── GIVEN RECORDS ──
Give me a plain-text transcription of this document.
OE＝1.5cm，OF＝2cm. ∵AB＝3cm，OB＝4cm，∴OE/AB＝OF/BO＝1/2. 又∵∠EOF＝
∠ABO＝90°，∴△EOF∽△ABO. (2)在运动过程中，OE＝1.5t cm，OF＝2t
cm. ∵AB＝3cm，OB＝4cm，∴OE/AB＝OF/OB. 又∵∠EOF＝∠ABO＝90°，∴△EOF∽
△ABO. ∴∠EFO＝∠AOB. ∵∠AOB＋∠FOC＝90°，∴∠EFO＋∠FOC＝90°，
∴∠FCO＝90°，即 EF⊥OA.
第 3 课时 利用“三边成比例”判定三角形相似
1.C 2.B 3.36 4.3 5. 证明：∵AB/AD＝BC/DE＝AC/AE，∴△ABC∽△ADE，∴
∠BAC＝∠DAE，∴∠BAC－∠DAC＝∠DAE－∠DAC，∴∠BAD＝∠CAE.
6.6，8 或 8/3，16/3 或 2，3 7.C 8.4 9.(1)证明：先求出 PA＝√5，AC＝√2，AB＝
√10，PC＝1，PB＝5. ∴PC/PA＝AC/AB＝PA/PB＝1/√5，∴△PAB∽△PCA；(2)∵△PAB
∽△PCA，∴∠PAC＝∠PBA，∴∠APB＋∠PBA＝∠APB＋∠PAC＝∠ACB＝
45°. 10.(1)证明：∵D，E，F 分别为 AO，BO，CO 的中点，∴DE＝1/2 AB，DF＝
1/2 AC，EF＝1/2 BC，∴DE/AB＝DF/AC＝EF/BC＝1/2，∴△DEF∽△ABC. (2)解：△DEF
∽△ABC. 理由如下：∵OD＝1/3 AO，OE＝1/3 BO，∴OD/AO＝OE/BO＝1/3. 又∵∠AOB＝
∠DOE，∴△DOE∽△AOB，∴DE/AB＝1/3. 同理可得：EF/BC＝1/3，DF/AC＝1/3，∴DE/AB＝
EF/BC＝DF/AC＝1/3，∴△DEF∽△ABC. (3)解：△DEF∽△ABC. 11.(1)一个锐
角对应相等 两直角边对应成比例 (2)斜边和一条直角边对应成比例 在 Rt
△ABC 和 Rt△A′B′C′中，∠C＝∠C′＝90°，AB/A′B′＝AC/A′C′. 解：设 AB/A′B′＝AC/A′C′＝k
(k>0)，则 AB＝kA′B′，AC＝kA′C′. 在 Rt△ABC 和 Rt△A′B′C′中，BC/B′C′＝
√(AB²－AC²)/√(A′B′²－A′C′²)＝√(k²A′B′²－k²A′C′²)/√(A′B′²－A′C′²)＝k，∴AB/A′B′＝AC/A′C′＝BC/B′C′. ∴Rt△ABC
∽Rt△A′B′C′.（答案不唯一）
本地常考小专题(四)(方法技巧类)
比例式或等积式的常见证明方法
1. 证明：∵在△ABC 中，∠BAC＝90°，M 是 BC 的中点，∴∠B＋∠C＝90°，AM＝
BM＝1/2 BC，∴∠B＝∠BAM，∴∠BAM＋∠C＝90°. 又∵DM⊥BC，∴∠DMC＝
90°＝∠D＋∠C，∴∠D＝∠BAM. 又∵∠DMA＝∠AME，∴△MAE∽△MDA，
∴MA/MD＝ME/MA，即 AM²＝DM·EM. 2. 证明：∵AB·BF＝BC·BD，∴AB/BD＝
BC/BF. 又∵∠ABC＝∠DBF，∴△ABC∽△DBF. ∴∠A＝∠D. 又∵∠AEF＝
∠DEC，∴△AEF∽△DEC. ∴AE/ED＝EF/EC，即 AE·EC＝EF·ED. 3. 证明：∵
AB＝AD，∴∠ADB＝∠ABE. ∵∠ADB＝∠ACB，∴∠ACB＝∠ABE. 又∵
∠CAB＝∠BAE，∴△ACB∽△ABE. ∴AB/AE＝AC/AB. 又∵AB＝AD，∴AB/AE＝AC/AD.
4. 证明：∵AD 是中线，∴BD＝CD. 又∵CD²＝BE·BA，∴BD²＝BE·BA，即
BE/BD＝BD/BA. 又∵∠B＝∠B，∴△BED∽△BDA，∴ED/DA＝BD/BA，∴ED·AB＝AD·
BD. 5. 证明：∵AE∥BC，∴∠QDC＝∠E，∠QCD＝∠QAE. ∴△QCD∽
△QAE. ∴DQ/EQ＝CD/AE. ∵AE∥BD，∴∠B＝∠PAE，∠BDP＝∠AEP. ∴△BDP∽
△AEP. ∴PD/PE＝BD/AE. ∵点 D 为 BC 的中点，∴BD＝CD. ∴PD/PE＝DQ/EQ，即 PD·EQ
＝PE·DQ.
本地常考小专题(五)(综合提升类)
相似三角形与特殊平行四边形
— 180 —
───
■ **EXERCISE DESCRIPTION**: Print the listing above in full, exactly as it is.

■ **SOLUTION TO THIS TASK**:
Give me a plain-text transcription of this document.
OE＝1.5cm，OF＝2cm. ∵AB＝3cm，OB＝4cm，∴OE/AB＝OF/BO＝1/2. 又∵∠EOF＝
∠ABO＝90°，∴△EOF∽△ABO. (2)在运动过程中，OE＝1.5t cm，OF＝2t
cm. ∵AB＝3cm，OB＝4cm，∴OE/AB＝OF/OB. 又∵∠EOF＝∠ABO＝90°，∴△EOF∽
△ABO. ∴∠EFO＝∠AOB. ∵∠AOB＋∠FOC＝90°，∴∠EFO＋∠FOC＝90°，
∴∠FCO＝90°，即 EF⊥OA.
第 3 课时 利用“三边成比例”判定三角形相似
1.C 2.B 3.36 4.3 5. 证明：∵AB/AD＝BC/DE＝AC/AE，∴△ABC∽△ADE，∴
∠BAC＝∠DAE，∴∠BAC－∠DAC＝∠DAE－∠DAC，∴∠BAD＝∠CAE.
6.6，8 或 8/3，16/3 或 2，3 7.C 8.4 9.(1)证明：先求出 PA＝√5，AC＝√2，AB＝
√10，PC＝1，PB＝5. ∴PC/PA＝AC/AB＝PA/PB＝1/√5，∴△PAB∽△PCA；(2)∵△PAB
∽△PCA，∴∠PAC＝∠PBA，∴∠APB＋∠PBA＝∠APB＋∠PAC＝∠ACB＝
45°. 10.(1)证明：∵D，E，F 分别为 AO，BO，CO 的中点，∴DE＝1/2 AB，DF＝
1/2 AC，EF＝1/2 BC，∴DE/AB＝DF/AC＝EF/BC＝1/2，∴△DEF∽△ABC. (2)解：△DEF
∽△ABC. 理由如下：∵OD＝1/3 AO，OE＝1/3 BO，∴OD/AO＝OE/BO＝1/3. 又∵∠AOB＝
∠DOE，∴△DOE∽△AOB，∴DE/AB＝1/3. 同理可得：EF/BC＝1/3，DF/AC＝1/3，∴DE/AB＝
EF/BC＝DF/AC＝1/3，∴△DEF∽△ABC. (3)解：△DEF∽△ABC. 11.(1)一个锐
角对应相等 两直角边对应成比例 (2)斜边和一条直角边对应成比例 在 Rt
△ABC 和 Rt△A′B′C′中，∠C＝∠C′＝90°，AB/A′B′＝AC/A′C′. 解：设 AB/A′B′＝AC/A′C′＝k
(k>0)，则 AB＝kA′B′，AC＝kA′C′. 在 Rt△ABC 和 Rt△A′B′C′中，BC/B′C′＝
√(AB²－AC²)/√(A′B′²－A′C′²)＝√(k²A′B′²－k²A′C′²)/√(A′B′²－A′C′²)＝k，∴AB/A′B′＝AC/A′C′＝BC/B′C′. ∴Rt△ABC
∽Rt△A′B′C′.（答案不唯一）
本地常考小专题(四)(方法技巧类)
比例式或等积式的常见证明方法
1. 证明：∵在△ABC 中，∠BAC＝90°，M 是 BC 的中点，∴∠B＋∠C＝90°，AM＝
BM＝1/2 BC，∴∠B＝∠BAM，∴∠BAM＋∠C＝90°. 又∵DM⊥BC，∴∠DMC＝
90°＝∠D＋∠C，∴∠D＝∠BAM. 又∵∠DMA＝∠AME，∴△MAE∽△MDA，
∴MA/MD＝ME/MA，即 AM²＝DM·EM. 2. 证明：∵AB·BF＝BC·BD，∴AB/BD＝
BC/BF. 又∵∠ABC＝∠DBF，∴△ABC∽△DBF. ∴∠A＝∠D. 又∵∠AEF＝
∠DEC，∴△AEF∽△DEC. ∴AE/ED＝EF/EC，即 AE·EC＝EF·ED. 3. 证明：∵
AB＝AD，∴∠ADB＝∠ABE. ∵∠ADB＝∠ACB，∴∠ACB＝∠ABE. 又∵
∠CAB＝∠BAE，∴△ACB∽△ABE. ∴AB/AE＝AC/AB. 又∵AB＝AD，∴AB/AE＝AC/AD.
4. 证明：∵AD 是中线，∴BD＝CD. 又∵CD²＝BE·BA，∴BD²＝BE·BA，即
BE/BD＝BD/BA. 又∵∠B＝∠B，∴△BED∽△BDA，∴ED/DA＝BD/BA，∴ED·AB＝AD·
BD. 5. 证明：∵AE∥BC，∴∠QDC＝∠E，∠QCD＝∠QAE. ∴△QCD∽
△QAE. ∴DQ/EQ＝CD/AE. ∵AE∥BD，∴∠B＝∠PAE，∠BDP＝∠AEP. ∴△BDP∽
△AEP. ∴PD/PE＝BD/AE. ∵点 D 为 BC 的中点，∴BD＝CD. ∴PD/PE＝DQ/EQ，即 PD·EQ
＝PE·DQ.
本地常考小专题(五)(综合提升类)
相似三角形与特殊平行四边形
— 180 —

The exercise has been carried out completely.